Task goal:
Copy out the entries exactly, from the first line to the last.
━━━━━ Data ━━━━━
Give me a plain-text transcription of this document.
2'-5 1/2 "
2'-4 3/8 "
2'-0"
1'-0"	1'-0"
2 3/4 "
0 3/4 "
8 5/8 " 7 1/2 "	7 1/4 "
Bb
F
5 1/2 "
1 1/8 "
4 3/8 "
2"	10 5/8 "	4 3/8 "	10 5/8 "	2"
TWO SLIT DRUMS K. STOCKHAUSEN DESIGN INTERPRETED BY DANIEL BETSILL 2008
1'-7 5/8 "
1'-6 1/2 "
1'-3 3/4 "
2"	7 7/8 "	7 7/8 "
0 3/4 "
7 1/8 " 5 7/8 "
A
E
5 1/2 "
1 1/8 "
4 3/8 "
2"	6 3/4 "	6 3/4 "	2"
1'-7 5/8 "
━━━━━
Completed exercise:
Give me a plain-text transcription of this document.
2'-5 1/2 "
2'-4 3/8 "
2'-0"
1'-0"	1'-0"
2 3/4 "
0 3/4 "
8 5/8 " 7 1/2 "	7 1/4 "
Bb
F
5 1/2 "
1 1/8 "
4 3/8 "
2"	10 5/8 "	4 3/8 "	10 5/8 "	2"
TWO SLIT DRUMS K. STOCKHAUSEN DESIGN INTERPRETED BY DANIEL BETSILL 2008
1'-7 5/8 "
1'-6 1/2 "
1'-3 3/4 "
2"	7 7/8 "	7 7/8 "
0 3/4 "
7 1/8 " 5 7/8 "
A
E
5 1/2 "
1 1/8 "
4 3/8 "
2"	6 3/4 "	6 3/4 "	2"
1'-7 5/8 "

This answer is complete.